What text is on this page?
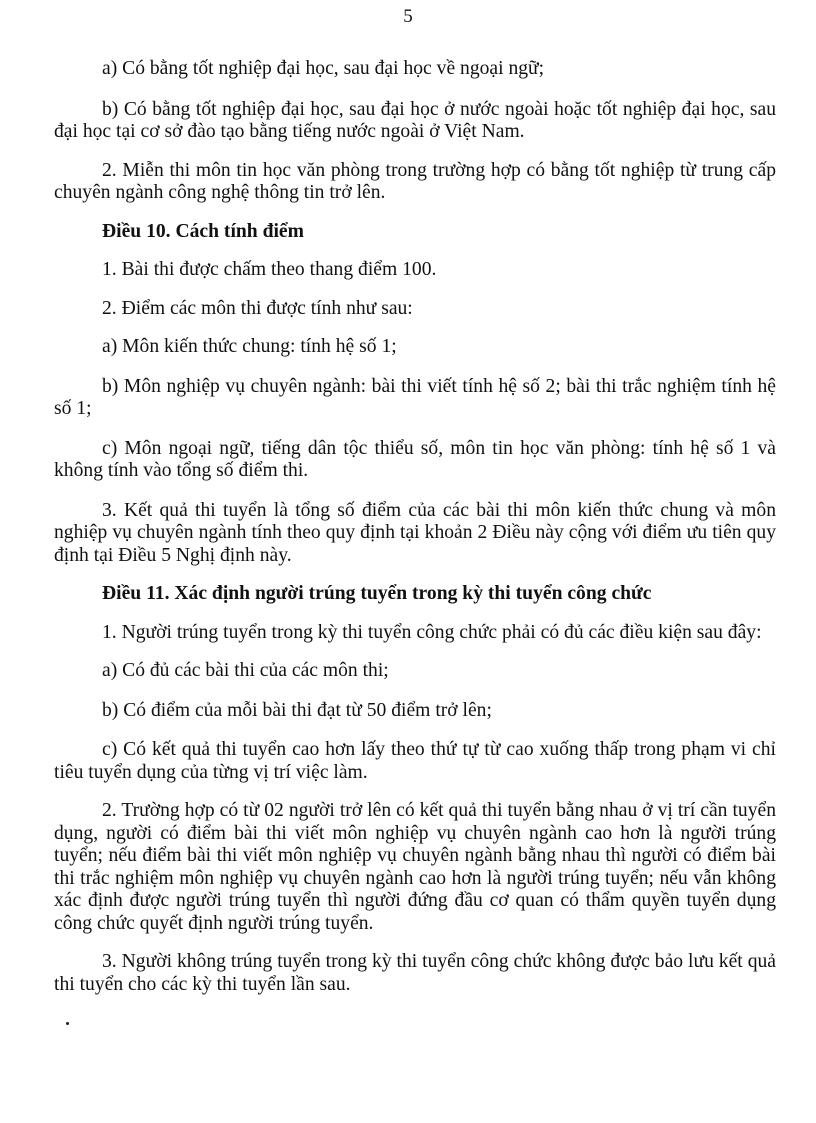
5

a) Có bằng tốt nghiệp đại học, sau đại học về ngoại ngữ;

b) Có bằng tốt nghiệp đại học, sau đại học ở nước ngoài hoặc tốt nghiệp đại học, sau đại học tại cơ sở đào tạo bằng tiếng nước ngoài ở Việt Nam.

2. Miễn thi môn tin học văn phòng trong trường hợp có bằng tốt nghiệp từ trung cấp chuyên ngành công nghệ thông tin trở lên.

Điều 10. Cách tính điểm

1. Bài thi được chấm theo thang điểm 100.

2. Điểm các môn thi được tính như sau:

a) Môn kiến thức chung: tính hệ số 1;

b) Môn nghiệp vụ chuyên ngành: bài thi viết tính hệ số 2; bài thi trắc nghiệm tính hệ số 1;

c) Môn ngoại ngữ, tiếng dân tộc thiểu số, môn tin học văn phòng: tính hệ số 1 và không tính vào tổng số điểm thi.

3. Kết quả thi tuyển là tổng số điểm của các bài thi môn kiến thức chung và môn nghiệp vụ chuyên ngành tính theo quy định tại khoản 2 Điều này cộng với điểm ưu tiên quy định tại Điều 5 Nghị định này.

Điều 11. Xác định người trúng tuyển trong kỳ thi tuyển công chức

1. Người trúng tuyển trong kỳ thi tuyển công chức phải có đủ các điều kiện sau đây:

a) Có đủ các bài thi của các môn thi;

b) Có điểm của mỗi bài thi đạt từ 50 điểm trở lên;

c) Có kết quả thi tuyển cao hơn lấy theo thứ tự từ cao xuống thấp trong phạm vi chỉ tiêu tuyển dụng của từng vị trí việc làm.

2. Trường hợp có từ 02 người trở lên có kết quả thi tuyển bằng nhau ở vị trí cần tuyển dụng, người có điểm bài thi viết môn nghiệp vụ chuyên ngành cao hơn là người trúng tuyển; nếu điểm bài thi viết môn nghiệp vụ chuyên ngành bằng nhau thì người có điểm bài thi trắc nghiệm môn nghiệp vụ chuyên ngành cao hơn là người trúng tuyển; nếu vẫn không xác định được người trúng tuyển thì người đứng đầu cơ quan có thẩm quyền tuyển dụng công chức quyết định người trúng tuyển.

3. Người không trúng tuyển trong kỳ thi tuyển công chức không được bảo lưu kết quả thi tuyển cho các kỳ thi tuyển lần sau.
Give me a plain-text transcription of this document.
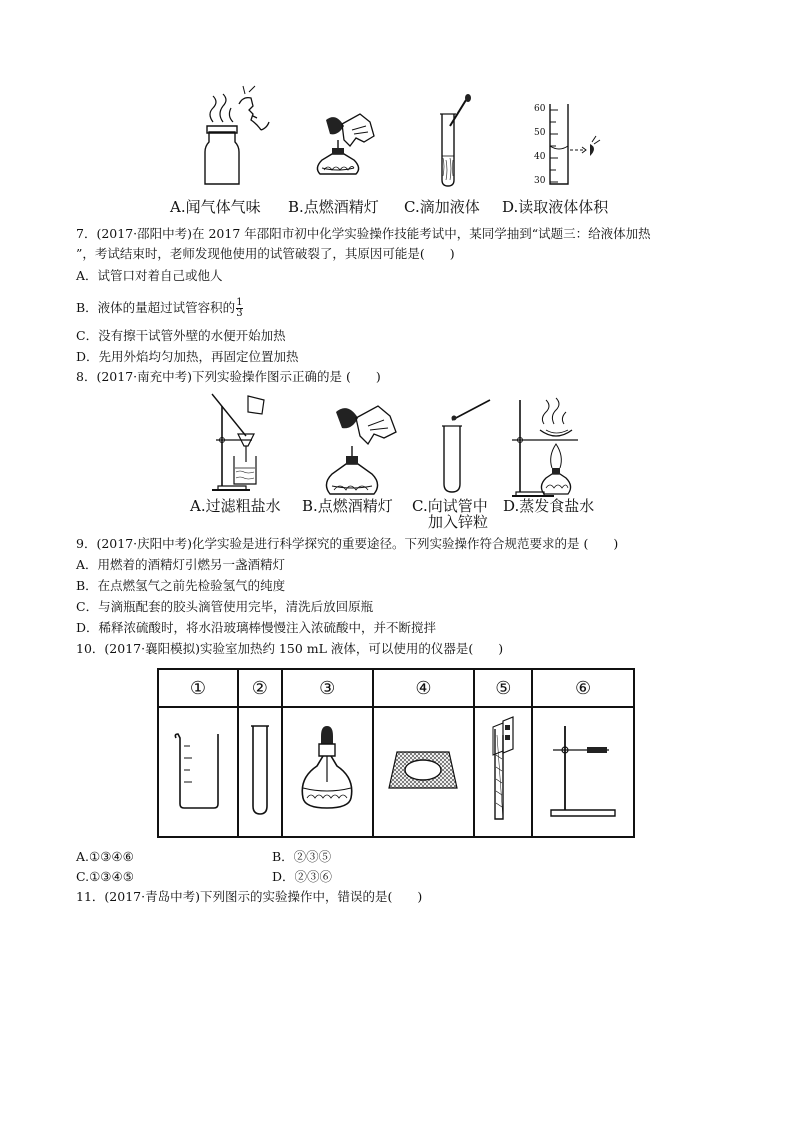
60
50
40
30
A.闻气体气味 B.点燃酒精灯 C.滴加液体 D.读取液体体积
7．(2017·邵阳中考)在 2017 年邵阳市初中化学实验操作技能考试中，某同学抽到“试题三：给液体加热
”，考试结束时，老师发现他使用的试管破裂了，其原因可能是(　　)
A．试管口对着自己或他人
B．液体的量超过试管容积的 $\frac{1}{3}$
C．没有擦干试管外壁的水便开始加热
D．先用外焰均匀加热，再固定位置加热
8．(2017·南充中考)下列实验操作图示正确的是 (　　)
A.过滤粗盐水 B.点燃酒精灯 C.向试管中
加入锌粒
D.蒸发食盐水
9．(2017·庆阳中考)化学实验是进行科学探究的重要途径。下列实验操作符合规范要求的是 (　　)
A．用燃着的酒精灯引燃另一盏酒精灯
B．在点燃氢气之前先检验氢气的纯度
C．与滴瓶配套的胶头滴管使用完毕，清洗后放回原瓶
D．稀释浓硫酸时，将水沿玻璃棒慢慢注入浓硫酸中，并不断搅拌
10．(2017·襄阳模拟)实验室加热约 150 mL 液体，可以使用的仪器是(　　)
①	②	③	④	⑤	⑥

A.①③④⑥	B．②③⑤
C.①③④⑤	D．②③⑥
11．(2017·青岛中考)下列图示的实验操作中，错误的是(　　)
+ + + + + + +
◆ **CHALLENGE**
Exclude all images and restate the records above word for word.

◆ **WRITTEN RESPONSE**
What text is on this page?
5

a) Có bằng tốt nghiệp đại học, sau đại học về ngoại ngữ;

b) Có bằng tốt nghiệp đại học, sau đại học ở nước ngoài hoặc tốt nghiệp đại học, sau đại học tại cơ sở đào tạo bằng tiếng nước ngoài ở Việt Nam.

2. Miễn thi môn tin học văn phòng trong trường hợp có bằng tốt nghiệp từ trung cấp chuyên ngành công nghệ thông tin trở lên.

Điều 10. Cách tính điểm

1. Bài thi được chấm theo thang điểm 100.

2. Điểm các môn thi được tính như sau:

a) Môn kiến thức chung: tính hệ số 1;

b) Môn nghiệp vụ chuyên ngành: bài thi viết tính hệ số 2; bài thi trắc nghiệm tính hệ số 1;

c) Môn ngoại ngữ, tiếng dân tộc thiểu số, môn tin học văn phòng: tính hệ số 1 và không tính vào tổng số điểm thi.

3. Kết quả thi tuyển là tổng số điểm của các bài thi môn kiến thức chung và môn nghiệp vụ chuyên ngành tính theo quy định tại khoản 2 Điều này cộng với điểm ưu tiên quy định tại Điều 5 Nghị định này.

Điều 11. Xác định người trúng tuyển trong kỳ thi tuyển công chức

1. Người trúng tuyển trong kỳ thi tuyển công chức phải có đủ các điều kiện sau đây:

a) Có đủ các bài thi của các môn thi;

b) Có điểm của mỗi bài thi đạt từ 50 điểm trở lên;

c) Có kết quả thi tuyển cao hơn lấy theo thứ tự từ cao xuống thấp trong phạm vi chỉ tiêu tuyển dụng của từng vị trí việc làm.

2. Trường hợp có từ 02 người trở lên có kết quả thi tuyển bằng nhau ở vị trí cần tuyển dụng, người có điểm bài thi viết môn nghiệp vụ chuyên ngành cao hơn là người trúng tuyển; nếu điểm bài thi viết môn nghiệp vụ chuyên ngành bằng nhau thì người có điểm bài thi trắc nghiệm môn nghiệp vụ chuyên ngành cao hơn là người trúng tuyển; nếu vẫn không xác định được người trúng tuyển thì người đứng đầu cơ quan có thẩm quyền tuyển dụng công chức quyết định người trúng tuyển.

3. Người không trúng tuyển trong kỳ thi tuyển công chức không được bảo lưu kết quả thi tuyển cho các kỳ thi tuyển lần sau.
Give me a plain-text transcription of this document.
60
50
40
30
A.闻气体气味 B.点燃酒精灯 C.滴加液体 D.读取液体体积
7．(2017·邵阳中考)在 2017 年邵阳市初中化学实验操作技能考试中，某同学抽到“试题三：给液体加热
”，考试结束时，老师发现他使用的试管破裂了，其原因可能是(　　)
A．试管口对着自己或他人
B．液体的量超过试管容积的 $\frac{1}{3}$
C．没有擦干试管外壁的水便开始加热
D．先用外焰均匀加热，再固定位置加热
8．(2017·南充中考)下列实验操作图示正确的是 (　　)
A.过滤粗盐水 B.点燃酒精灯 C.向试管中
加入锌粒
D.蒸发食盐水
9．(2017·庆阳中考)化学实验是进行科学探究的重要途径。下列实验操作符合规范要求的是 (　　)
A．用燃着的酒精灯引燃另一盏酒精灯
B．在点燃氢气之前先检验氢气的纯度
C．与滴瓶配套的胶头滴管使用完毕，清洗后放回原瓶
D．稀释浓硫酸时，将水沿玻璃棒慢慢注入浓硫酸中，并不断搅拌
10．(2017·襄阳模拟)实验室加热约 150 mL 液体，可以使用的仪器是(　　)
①	②	③	④	⑤	⑥

A.①③④⑥	B．②③⑤
C.①③④⑤	D．②③⑥
11．(2017·青岛中考)下列图示的实验操作中，错误的是(　　)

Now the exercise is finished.